Set problem
Rewrite the data below as a numbered list, from the line containing "menu-item-new-solution-explorer-view[interactable]: New Solution" through the line containing "new-view-icon (19, 122, 35, 138)", leaving out any blank lines. Include only those lines, with both end lines in the list.

○ ○ ○ ○ ○

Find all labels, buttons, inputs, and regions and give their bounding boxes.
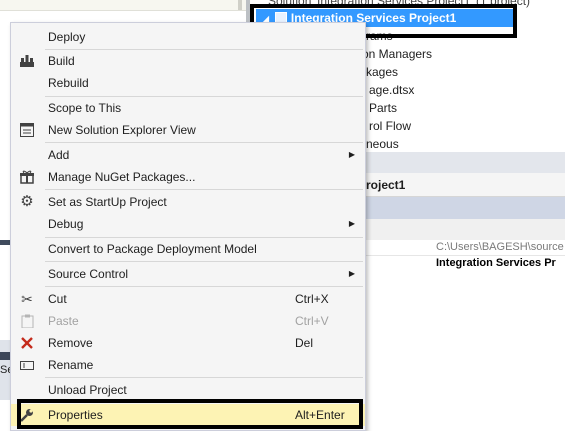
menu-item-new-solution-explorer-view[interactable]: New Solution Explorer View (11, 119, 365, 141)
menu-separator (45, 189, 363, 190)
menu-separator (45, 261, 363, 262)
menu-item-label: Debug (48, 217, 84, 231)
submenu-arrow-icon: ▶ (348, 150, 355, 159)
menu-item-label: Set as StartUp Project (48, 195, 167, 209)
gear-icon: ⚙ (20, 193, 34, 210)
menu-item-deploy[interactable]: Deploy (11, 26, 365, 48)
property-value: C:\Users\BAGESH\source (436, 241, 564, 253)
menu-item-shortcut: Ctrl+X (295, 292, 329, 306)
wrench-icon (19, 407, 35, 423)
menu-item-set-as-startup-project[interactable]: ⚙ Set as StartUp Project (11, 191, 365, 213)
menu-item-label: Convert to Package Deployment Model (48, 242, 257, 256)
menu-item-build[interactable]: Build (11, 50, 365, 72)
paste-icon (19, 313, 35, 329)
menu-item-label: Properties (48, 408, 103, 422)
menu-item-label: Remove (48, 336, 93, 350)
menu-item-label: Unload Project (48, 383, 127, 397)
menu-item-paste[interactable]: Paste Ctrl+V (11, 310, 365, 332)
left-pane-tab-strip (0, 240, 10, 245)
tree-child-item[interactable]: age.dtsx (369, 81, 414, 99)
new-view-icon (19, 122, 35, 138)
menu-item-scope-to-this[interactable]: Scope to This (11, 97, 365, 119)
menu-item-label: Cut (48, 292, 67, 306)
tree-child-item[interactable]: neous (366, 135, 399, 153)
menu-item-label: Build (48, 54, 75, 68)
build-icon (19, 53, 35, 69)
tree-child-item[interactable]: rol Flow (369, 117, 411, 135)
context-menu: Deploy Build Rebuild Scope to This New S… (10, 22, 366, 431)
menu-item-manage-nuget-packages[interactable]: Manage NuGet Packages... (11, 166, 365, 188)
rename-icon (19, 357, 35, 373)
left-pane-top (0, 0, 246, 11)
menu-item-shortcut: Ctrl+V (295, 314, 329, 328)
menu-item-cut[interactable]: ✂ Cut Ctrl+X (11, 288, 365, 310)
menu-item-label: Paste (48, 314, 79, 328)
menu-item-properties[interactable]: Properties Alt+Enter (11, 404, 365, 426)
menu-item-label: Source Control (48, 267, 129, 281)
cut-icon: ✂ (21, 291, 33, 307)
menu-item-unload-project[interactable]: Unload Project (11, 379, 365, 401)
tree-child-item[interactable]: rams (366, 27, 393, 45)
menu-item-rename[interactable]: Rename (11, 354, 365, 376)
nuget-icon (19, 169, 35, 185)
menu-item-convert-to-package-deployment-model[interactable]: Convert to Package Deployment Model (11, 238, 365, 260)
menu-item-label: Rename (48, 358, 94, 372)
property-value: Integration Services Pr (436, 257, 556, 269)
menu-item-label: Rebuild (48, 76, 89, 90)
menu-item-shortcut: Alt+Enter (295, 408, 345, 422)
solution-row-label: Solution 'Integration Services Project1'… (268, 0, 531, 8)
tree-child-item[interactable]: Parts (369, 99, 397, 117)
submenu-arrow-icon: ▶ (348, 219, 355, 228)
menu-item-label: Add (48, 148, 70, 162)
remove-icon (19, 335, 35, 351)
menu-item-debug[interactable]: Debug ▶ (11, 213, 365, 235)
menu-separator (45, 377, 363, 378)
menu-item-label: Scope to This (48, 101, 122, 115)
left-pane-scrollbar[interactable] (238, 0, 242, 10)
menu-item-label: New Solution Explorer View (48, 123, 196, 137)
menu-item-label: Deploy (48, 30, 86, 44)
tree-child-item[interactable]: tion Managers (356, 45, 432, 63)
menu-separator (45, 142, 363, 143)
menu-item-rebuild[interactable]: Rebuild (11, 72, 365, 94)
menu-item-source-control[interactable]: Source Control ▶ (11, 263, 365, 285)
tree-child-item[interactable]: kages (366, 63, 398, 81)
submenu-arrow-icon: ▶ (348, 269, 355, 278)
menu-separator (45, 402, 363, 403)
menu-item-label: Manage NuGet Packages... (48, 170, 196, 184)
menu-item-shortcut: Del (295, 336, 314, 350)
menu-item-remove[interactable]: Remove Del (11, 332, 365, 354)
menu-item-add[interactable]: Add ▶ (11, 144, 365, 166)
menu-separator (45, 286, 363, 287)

○ ○ ○ ○ ○

Answer for this exercise
1. menu-item-new-solution-explorer-view[interactable]: New Solution Explorer View (11, 119, 365, 141)
2. menu-separator (45, 189, 363, 190)
3. menu-separator (45, 261, 363, 262)
4. menu-item-label: Debug (48, 217, 84, 231)
5. submenu-arrow-icon: ▶ (348, 150, 355, 159)
6. menu-item-label: Set as StartUp Project (48, 195, 167, 209)
7. gear-icon: ⚙ (20, 193, 34, 210)
8. menu-item-deploy[interactable]: Deploy (11, 26, 365, 48)
9. property-value: C:\Users\BAGESH\source (436, 241, 564, 253)
10. menu-item-shortcut: Ctrl+X (295, 292, 329, 306)
11. wrench-icon (19, 407, 35, 423)
12. menu-item-set-as-startup-project[interactable]: ⚙ Set as StartUp Project (11, 191, 365, 213)
13. menu-item-label: Convert to Package Deployment Model (48, 242, 257, 256)
14. menu-item-build[interactable]: Build (11, 50, 365, 72)
15. paste-icon (19, 313, 35, 329)
16. menu-item-label: Properties (48, 408, 103, 422)
17. menu-item-label: Remove (48, 336, 93, 350)
18. menu-item-label: Unload Project (48, 383, 127, 397)
19. menu-item-paste[interactable]: Paste Ctrl+V (11, 310, 365, 332)
20. left-pane-tab-strip (0, 240, 10, 245)
21. tree-child-item[interactable]: age.dtsx (369, 81, 414, 99)
22. new-view-icon (19, 122, 35, 138)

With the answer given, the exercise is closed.